• **Given instruction**:
Report how many lines contain "bytes". The answer is a single number.
>> START Supplied records
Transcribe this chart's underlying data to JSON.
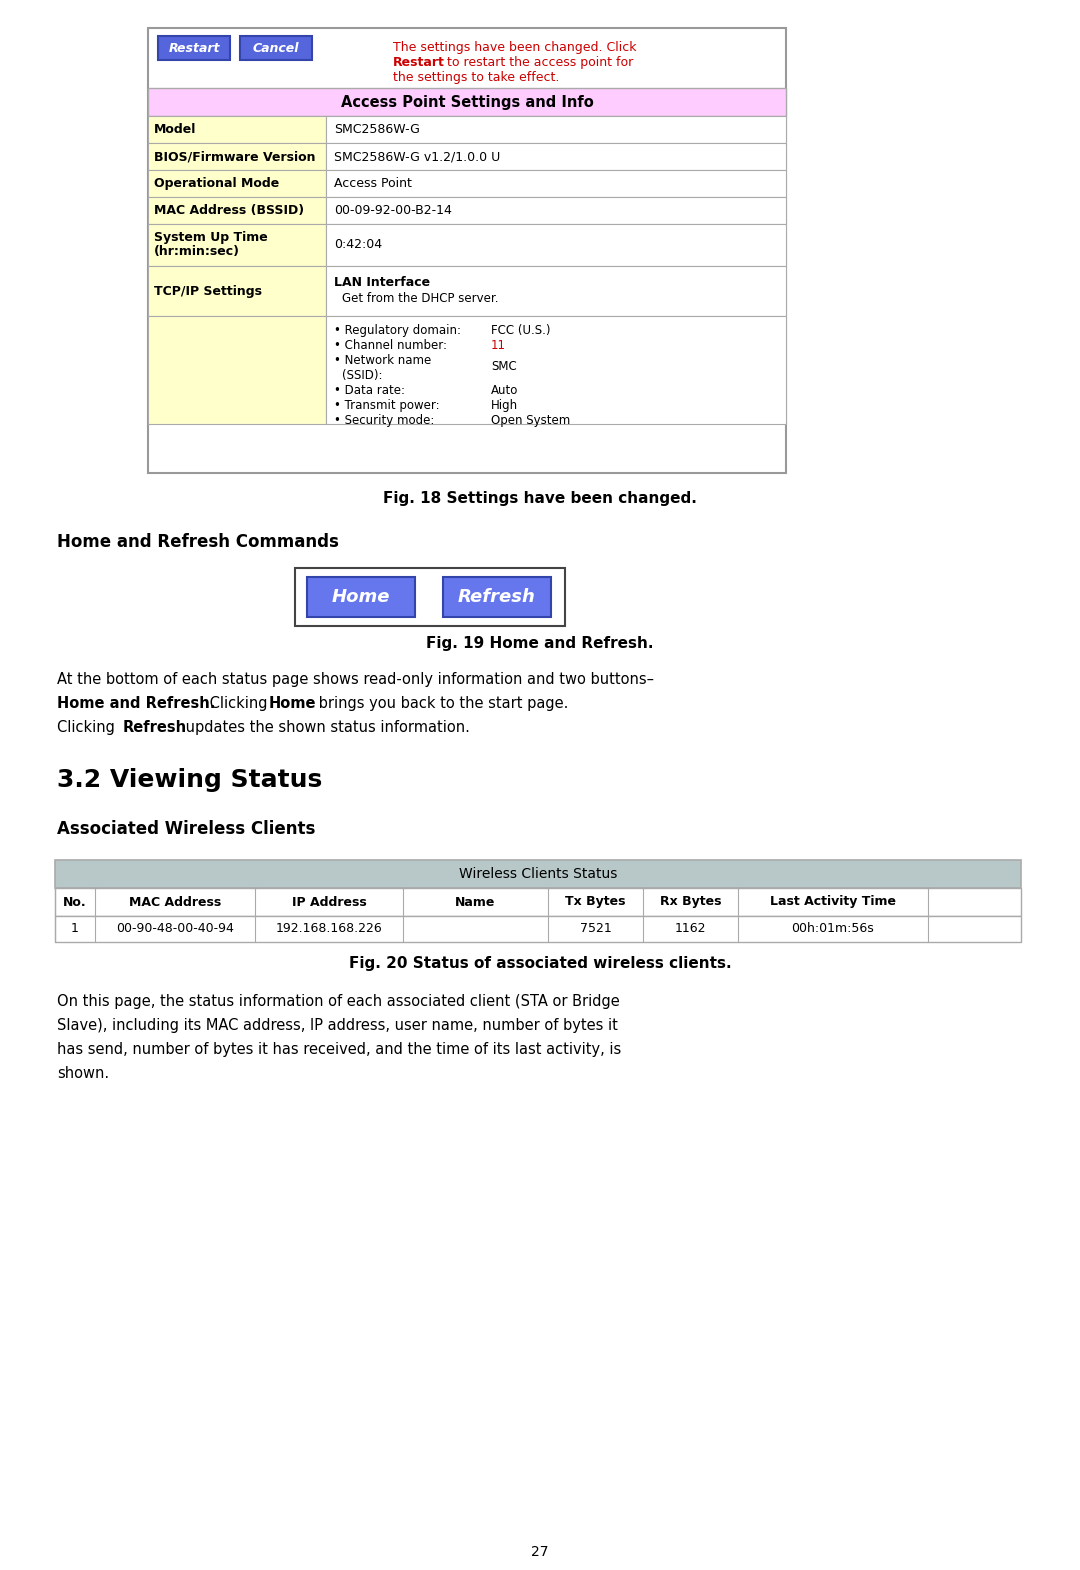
{
  "bg_color": "#ffffff",
  "fig18_caption": "Fig. 18 Settings have been changed.",
  "fig19_caption": "Fig. 19 Home and Refresh.",
  "fig20_caption": "Fig. 20 Status of associated wireless clients.",
  "section_heading": "3.2 Viewing Status",
  "subsection1": "Home and Refresh Commands",
  "subsection2": "Associated Wireless Clients",
  "notice_color": "#cc0000",
  "notice_text_line1": "The settings have been changed. Click",
  "notice_text_line2a": "Restart",
  "notice_text_line2b": " to restart the access point for",
  "notice_text_line3": "the settings to take effect.",
  "restart_btn_color": "#5566dd",
  "cancel_btn_color": "#5566dd",
  "home_btn_color": "#6677ee",
  "refresh_btn_color": "#6677ee",
  "header_pink": "#ffccff",
  "row_yellow": "#ffffcc",
  "row_white": "#ffffff",
  "border_color": "#aaaaaa",
  "table_header_gray": "#b8c8c8",
  "channel_color": "#cc0000",
  "page_number": "27",
  "para2_lines": [
    "On this page, the status information of each associated client (STA or Bridge",
    "Slave), including its MAC address, IP address, user name, number of bytes it",
    "has send, number of bytes it has received, and the time of its last activity, is",
    "shown."
  ]
}
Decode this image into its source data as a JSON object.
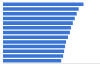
{
  "chart_data": {
    "type": "bar",
    "orientation": "horizontal",
    "categories": [
      null,
      null,
      null,
      null,
      null,
      null,
      null,
      null,
      null,
      null,
      null,
      null,
      null
    ],
    "values": [
      83,
      78,
      76,
      74,
      72,
      70,
      69,
      67,
      65,
      64,
      63,
      62,
      60
    ],
    "color": "#3a75d4",
    "xlim": [
      0,
      100
    ],
    "xticks": [],
    "grid": false,
    "tick_labels": false
  }
}
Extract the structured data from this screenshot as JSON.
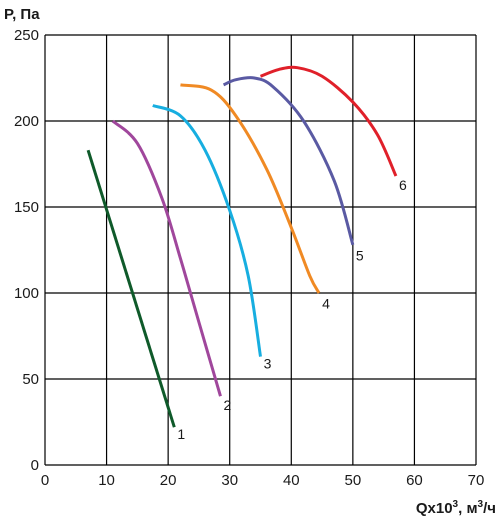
{
  "chart_data": {
    "type": "line",
    "title": "",
    "ylabel": "P, Па",
    "xlabel": {
      "main": "Qx10",
      "sup": "3",
      "unit": ", м",
      "unit_sup": "3",
      "unit_end": "/ч"
    },
    "xlim": [
      0,
      70
    ],
    "ylim": [
      0,
      250
    ],
    "x_ticks": [
      0,
      10,
      20,
      30,
      40,
      50,
      60,
      70
    ],
    "y_ticks": [
      0,
      50,
      100,
      150,
      200,
      250
    ],
    "grid": true,
    "series": [
      {
        "name": "1",
        "color": "#0f5a2a",
        "points": [
          [
            7,
            183
          ],
          [
            21,
            22
          ]
        ],
        "label_at": [
          21.5,
          15
        ]
      },
      {
        "name": "2",
        "color": "#a0479c",
        "points": [
          [
            11,
            200
          ],
          [
            15,
            187
          ],
          [
            19,
            155
          ],
          [
            22,
            120
          ],
          [
            25,
            83
          ],
          [
            28.5,
            40
          ]
        ],
        "label_at": [
          29,
          32
        ]
      },
      {
        "name": "3",
        "color": "#17aee0",
        "points": [
          [
            17.5,
            209
          ],
          [
            22,
            203
          ],
          [
            26,
            183
          ],
          [
            30,
            148
          ],
          [
            33,
            110
          ],
          [
            35,
            63
          ]
        ],
        "label_at": [
          35.5,
          56
        ]
      },
      {
        "name": "4",
        "color": "#f08a24",
        "points": [
          [
            22,
            221
          ],
          [
            27,
            218
          ],
          [
            31,
            203
          ],
          [
            36,
            172
          ],
          [
            40,
            138
          ],
          [
            43,
            110
          ],
          [
            44.5,
            100
          ]
        ],
        "label_at": [
          45,
          91
        ]
      },
      {
        "name": "5",
        "color": "#5a5aa3",
        "points": [
          [
            29,
            221
          ],
          [
            31,
            224
          ],
          [
            34,
            225
          ],
          [
            37,
            220
          ],
          [
            42,
            200
          ],
          [
            47,
            165
          ],
          [
            50,
            128
          ]
        ],
        "label_at": [
          50.5,
          119
        ]
      },
      {
        "name": "6",
        "color": "#e0202a",
        "points": [
          [
            35,
            226
          ],
          [
            38,
            230
          ],
          [
            41,
            231
          ],
          [
            45,
            226
          ],
          [
            50,
            211
          ],
          [
            54,
            192
          ],
          [
            57,
            168
          ]
        ],
        "label_at": [
          57.5,
          160
        ]
      }
    ]
  }
}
>> END Supplied records
• **Exercise solution**:
2